> [TASK TO CARRY OUT]:
Extract the text of every entry below exactly; leave images out.

> [EXERCISE INPUT]:
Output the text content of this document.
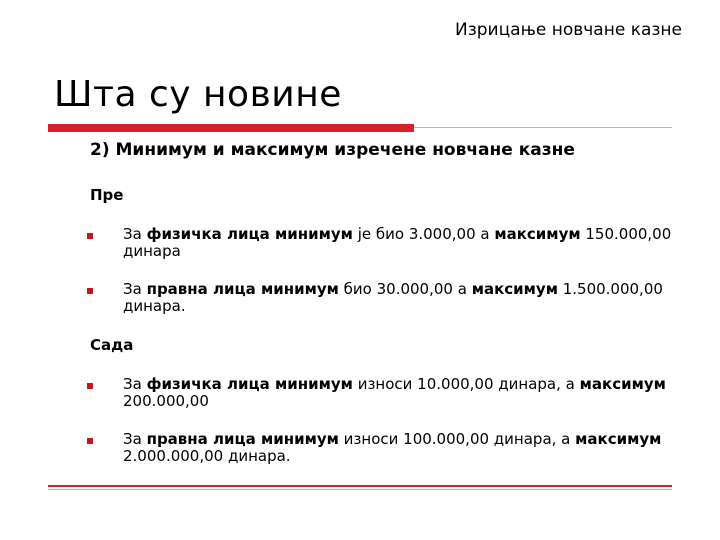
Изрицање новчане казне
Шта су новине
2) Минимум и максимум изречене новчане казне
Пре
За физичка лица минимум је био 3.000,00 а максимум 150.000,00 динара
За правна лица минимум био 30.000,00 а максимум 1.500.000,00 динара.
Сада
За физичка лица минимум износи 10.000,00 динара, а максимум 200.000,00
За правна лица минимум износи 100.000,00 динара, а максимум 2.000.000,00 динара.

> [RESPONSE TO THE EXERCISE]:
Output the text content of this document.
Изрицање новчане казне
Шта су новине
2) Минимум и максимум изречене новчане казне
Пре
За физичка лица минимум је био 3.000,00 а максимум 150.000,00 динара
За правна лица минимум био 30.000,00 а максимум 1.500.000,00 динара.
Сада
За физичка лица минимум износи 10.000,00 динара, а максимум 200.000,00
За правна лица минимум износи 100.000,00 динара, а максимум 2.000.000,00 динара.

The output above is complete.